Transcribe the records in full, keeping every character as it is.
==============================
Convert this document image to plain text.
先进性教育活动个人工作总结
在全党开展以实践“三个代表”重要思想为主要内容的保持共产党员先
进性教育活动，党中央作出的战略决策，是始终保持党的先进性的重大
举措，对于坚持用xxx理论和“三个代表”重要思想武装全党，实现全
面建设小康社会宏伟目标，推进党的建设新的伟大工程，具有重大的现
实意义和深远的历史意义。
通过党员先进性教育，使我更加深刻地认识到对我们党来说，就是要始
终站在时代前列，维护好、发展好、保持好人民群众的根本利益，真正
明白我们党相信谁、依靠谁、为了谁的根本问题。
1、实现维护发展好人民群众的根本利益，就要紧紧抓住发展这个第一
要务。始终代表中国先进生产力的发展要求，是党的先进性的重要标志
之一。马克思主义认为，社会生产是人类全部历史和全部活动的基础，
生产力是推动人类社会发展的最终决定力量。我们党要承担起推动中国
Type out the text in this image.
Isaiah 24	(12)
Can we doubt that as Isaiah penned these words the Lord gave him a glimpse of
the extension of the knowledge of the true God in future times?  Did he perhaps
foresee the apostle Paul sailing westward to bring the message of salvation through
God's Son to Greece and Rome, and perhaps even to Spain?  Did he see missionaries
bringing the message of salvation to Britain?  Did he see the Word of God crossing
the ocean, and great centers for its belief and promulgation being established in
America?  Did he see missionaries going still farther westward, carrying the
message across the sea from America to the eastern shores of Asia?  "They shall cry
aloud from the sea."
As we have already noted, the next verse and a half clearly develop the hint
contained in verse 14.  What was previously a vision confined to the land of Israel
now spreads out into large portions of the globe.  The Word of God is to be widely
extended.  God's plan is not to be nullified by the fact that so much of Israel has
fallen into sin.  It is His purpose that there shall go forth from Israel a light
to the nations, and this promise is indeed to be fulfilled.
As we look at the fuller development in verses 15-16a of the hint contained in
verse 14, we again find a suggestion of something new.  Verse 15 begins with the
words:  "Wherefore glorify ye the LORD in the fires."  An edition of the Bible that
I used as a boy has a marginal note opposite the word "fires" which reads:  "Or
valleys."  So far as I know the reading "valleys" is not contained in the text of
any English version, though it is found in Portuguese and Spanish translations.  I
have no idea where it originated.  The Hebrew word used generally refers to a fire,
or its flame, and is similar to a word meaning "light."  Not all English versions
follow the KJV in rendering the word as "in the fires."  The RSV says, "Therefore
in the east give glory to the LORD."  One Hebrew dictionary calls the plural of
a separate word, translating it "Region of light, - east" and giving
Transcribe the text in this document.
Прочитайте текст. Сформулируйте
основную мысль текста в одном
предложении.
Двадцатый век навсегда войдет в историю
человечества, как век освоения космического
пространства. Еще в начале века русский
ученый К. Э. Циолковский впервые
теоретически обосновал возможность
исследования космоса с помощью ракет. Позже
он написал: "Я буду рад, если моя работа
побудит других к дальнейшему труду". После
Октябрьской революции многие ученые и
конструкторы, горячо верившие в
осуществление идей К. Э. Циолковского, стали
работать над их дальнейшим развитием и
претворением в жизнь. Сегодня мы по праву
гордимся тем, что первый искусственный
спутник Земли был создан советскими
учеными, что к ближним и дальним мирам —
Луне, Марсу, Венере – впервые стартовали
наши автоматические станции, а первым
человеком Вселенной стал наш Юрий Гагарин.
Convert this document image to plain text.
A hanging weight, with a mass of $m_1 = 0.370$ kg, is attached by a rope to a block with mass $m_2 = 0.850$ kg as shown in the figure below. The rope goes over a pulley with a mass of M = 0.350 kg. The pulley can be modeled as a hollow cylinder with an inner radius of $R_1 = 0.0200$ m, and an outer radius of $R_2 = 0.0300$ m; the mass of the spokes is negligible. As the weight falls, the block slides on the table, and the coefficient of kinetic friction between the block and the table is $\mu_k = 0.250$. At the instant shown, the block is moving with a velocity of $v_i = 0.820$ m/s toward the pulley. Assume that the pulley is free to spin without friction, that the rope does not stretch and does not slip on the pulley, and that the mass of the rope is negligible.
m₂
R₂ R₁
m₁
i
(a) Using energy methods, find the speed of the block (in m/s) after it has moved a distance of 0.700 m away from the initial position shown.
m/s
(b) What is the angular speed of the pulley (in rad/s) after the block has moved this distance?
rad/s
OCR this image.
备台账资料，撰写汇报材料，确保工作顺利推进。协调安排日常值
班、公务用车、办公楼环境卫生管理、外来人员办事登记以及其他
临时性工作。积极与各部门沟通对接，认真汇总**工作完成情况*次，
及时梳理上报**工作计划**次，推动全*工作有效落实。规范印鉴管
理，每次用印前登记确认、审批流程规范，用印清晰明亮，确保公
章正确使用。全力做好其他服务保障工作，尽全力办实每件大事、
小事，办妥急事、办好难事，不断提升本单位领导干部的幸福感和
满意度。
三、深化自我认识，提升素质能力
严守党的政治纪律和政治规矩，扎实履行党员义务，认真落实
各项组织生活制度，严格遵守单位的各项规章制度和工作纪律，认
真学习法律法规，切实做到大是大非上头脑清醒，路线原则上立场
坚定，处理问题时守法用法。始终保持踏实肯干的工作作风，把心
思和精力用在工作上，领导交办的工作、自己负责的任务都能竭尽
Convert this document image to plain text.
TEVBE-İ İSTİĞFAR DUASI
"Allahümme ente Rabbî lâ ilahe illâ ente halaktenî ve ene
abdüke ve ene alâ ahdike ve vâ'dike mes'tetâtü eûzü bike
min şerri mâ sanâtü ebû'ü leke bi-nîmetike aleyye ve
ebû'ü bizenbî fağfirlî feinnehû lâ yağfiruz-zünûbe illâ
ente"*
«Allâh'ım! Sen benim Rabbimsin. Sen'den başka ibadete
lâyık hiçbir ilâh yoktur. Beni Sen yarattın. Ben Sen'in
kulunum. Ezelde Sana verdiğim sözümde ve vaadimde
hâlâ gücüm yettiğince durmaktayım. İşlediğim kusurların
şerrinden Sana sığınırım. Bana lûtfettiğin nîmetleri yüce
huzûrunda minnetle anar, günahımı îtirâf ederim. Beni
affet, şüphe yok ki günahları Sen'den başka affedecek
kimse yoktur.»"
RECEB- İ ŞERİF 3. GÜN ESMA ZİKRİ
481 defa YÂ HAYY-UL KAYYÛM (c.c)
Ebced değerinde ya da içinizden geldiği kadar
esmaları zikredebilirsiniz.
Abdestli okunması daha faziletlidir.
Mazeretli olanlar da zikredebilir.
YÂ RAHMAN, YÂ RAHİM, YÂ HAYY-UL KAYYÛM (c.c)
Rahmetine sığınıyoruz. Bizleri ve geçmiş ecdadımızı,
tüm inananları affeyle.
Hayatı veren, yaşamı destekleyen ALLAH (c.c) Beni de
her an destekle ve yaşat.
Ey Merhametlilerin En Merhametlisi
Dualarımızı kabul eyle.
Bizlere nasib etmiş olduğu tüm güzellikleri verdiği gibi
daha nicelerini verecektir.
==============================
Task response:
Convert this document image to plain text.
先进性教育活动个人工作总结
在全党开展以实践“三个代表”重要思想为主要内容的保持共产党员先
进性教育活动，党中央作出的战略决策，是始终保持党的先进性的重大
举措，对于坚持用xxx理论和“三个代表”重要思想武装全党，实现全
面建设小康社会宏伟目标，推进党的建设新的伟大工程，具有重大的现
实意义和深远的历史意义。
通过党员先进性教育，使我更加深刻地认识到对我们党来说，就是要始
终站在时代前列，维护好、发展好、保持好人民群众的根本利益，真正
明白我们党相信谁、依靠谁、为了谁的根本问题。
1、实现维护发展好人民群众的根本利益，就要紧紧抓住发展这个第一
要务。始终代表中国先进生产力的发展要求，是党的先进性的重要标志
之一。马克思主义认为，社会生产是人类全部历史和全部活动的基础，
生产力是推动人类社会发展的最终决定力量。我们党要承担起推动中国
Type out the text in this image.
Isaiah 24	(12)
Can we doubt that as Isaiah penned these words the Lord gave him a glimpse of
the extension of the knowledge of the true God in future times?  Did he perhaps
foresee the apostle Paul sailing westward to bring the message of salvation through
God's Son to Greece and Rome, and perhaps even to Spain?  Did he see missionaries
bringing the message of salvation to Britain?  Did he see the Word of God crossing
the ocean, and great centers for its belief and promulgation being established in
America?  Did he see missionaries going still farther westward, carrying the
message across the sea from America to the eastern shores of Asia?  "They shall cry
aloud from the sea."
As we have already noted, the next verse and a half clearly develop the hint
contained in verse 14.  What was previously a vision confined to the land of Israel
now spreads out into large portions of the globe.  The Word of God is to be widely
extended.  God's plan is not to be nullified by the fact that so much of Israel has
fallen into sin.  It is His purpose that there shall go forth from Israel a light
to the nations, and this promise is indeed to be fulfilled.
As we look at the fuller development in verses 15-16a of the hint contained in
verse 14, we again find a suggestion of something new.  Verse 15 begins with the
words:  "Wherefore glorify ye the LORD in the fires."  An edition of the Bible that
I used as a boy has a marginal note opposite the word "fires" which reads:  "Or
valleys."  So far as I know the reading "valleys" is not contained in the text of
any English version, though it is found in Portuguese and Spanish translations.  I
have no idea where it originated.  The Hebrew word used generally refers to a fire,
or its flame, and is similar to a word meaning "light."  Not all English versions
follow the KJV in rendering the word as "in the fires."  The RSV says, "Therefore
in the east give glory to the LORD."  One Hebrew dictionary calls the plural of
a separate word, translating it "Region of light, - east" and giving
Transcribe the text in this document.
Прочитайте текст. Сформулируйте
основную мысль текста в одном
предложении.
Двадцатый век навсегда войдет в историю
человечества, как век освоения космического
пространства. Еще в начале века русский
ученый К. Э. Циолковский впервые
теоретически обосновал возможность
исследования космоса с помощью ракет. Позже
он написал: "Я буду рад, если моя работа
побудит других к дальнейшему труду". После
Октябрьской революции многие ученые и
конструкторы, горячо верившие в
осуществление идей К. Э. Циолковского, стали
работать над их дальнейшим развитием и
претворением в жизнь. Сегодня мы по праву
гордимся тем, что первый искусственный
спутник Земли был создан советскими
учеными, что к ближним и дальним мирам —
Луне, Марсу, Венере – впервые стартовали
наши автоматические станции, а первым
человеком Вселенной стал наш Юрий Гагарин.
Convert this document image to plain text.
A hanging weight, with a mass of $m_1 = 0.370$ kg, is attached by a rope to a block with mass $m_2 = 0.850$ kg as shown in the figure below. The rope goes over a pulley with a mass of M = 0.350 kg. The pulley can be modeled as a hollow cylinder with an inner radius of $R_1 = 0.0200$ m, and an outer radius of $R_2 = 0.0300$ m; the mass of the spokes is negligible. As the weight falls, the block slides on the table, and the coefficient of kinetic friction between the block and the table is $\mu_k = 0.250$. At the instant shown, the block is moving with a velocity of $v_i = 0.820$ m/s toward the pulley. Assume that the pulley is free to spin without friction, that the rope does not stretch and does not slip on the pulley, and that the mass of the rope is negligible.
m₂
R₂ R₁
m₁
i
(a) Using energy methods, find the speed of the block (in m/s) after it has moved a distance of 0.700 m away from the initial position shown.
m/s
(b) What is the angular speed of the pulley (in rad/s) after the block has moved this distance?
rad/s
OCR this image.
备台账资料，撰写汇报材料，确保工作顺利推进。协调安排日常值
班、公务用车、办公楼环境卫生管理、外来人员办事登记以及其他
临时性工作。积极与各部门沟通对接，认真汇总**工作完成情况*次，
及时梳理上报**工作计划**次，推动全*工作有效落实。规范印鉴管
理，每次用印前登记确认、审批流程规范，用印清晰明亮，确保公
章正确使用。全力做好其他服务保障工作，尽全力办实每件大事、
小事，办妥急事、办好难事，不断提升本单位领导干部的幸福感和
满意度。
三、深化自我认识，提升素质能力
严守党的政治纪律和政治规矩，扎实履行党员义务，认真落实
各项组织生活制度，严格遵守单位的各项规章制度和工作纪律，认
真学习法律法规，切实做到大是大非上头脑清醒，路线原则上立场
坚定，处理问题时守法用法。始终保持踏实肯干的工作作风，把心
思和精力用在工作上，领导交办的工作、自己负责的任务都能竭尽
Convert this document image to plain text.
TEVBE-İ İSTİĞFAR DUASI
"Allahümme ente Rabbî lâ ilahe illâ ente halaktenî ve ene
abdüke ve ene alâ ahdike ve vâ'dike mes'tetâtü eûzü bike
min şerri mâ sanâtü ebû'ü leke bi-nîmetike aleyye ve
ebû'ü bizenbî fağfirlî feinnehû lâ yağfiruz-zünûbe illâ
ente"*
«Allâh'ım! Sen benim Rabbimsin. Sen'den başka ibadete
lâyık hiçbir ilâh yoktur. Beni Sen yarattın. Ben Sen'in
kulunum. Ezelde Sana verdiğim sözümde ve vaadimde
hâlâ gücüm yettiğince durmaktayım. İşlediğim kusurların
şerrinden Sana sığınırım. Bana lûtfettiğin nîmetleri yüce
huzûrunda minnetle anar, günahımı îtirâf ederim. Beni
affet, şüphe yok ki günahları Sen'den başka affedecek
kimse yoktur.»"
RECEB- İ ŞERİF 3. GÜN ESMA ZİKRİ
481 defa YÂ HAYY-UL KAYYÛM (c.c)
Ebced değerinde ya da içinizden geldiği kadar
esmaları zikredebilirsiniz.
Abdestli okunması daha faziletlidir.
Mazeretli olanlar da zikredebilir.
YÂ RAHMAN, YÂ RAHİM, YÂ HAYY-UL KAYYÛM (c.c)
Rahmetine sığınıyoruz. Bizleri ve geçmiş ecdadımızı,
tüm inananları affeyle.
Hayatı veren, yaşamı destekleyen ALLAH (c.c) Beni de
her an destekle ve yaşat.
Ey Merhametlilerin En Merhametlisi
Dualarımızı kabul eyle.
Bizlere nasib etmiş olduğu tüm güzellikleri verdiği gibi
daha nicelerini verecektir.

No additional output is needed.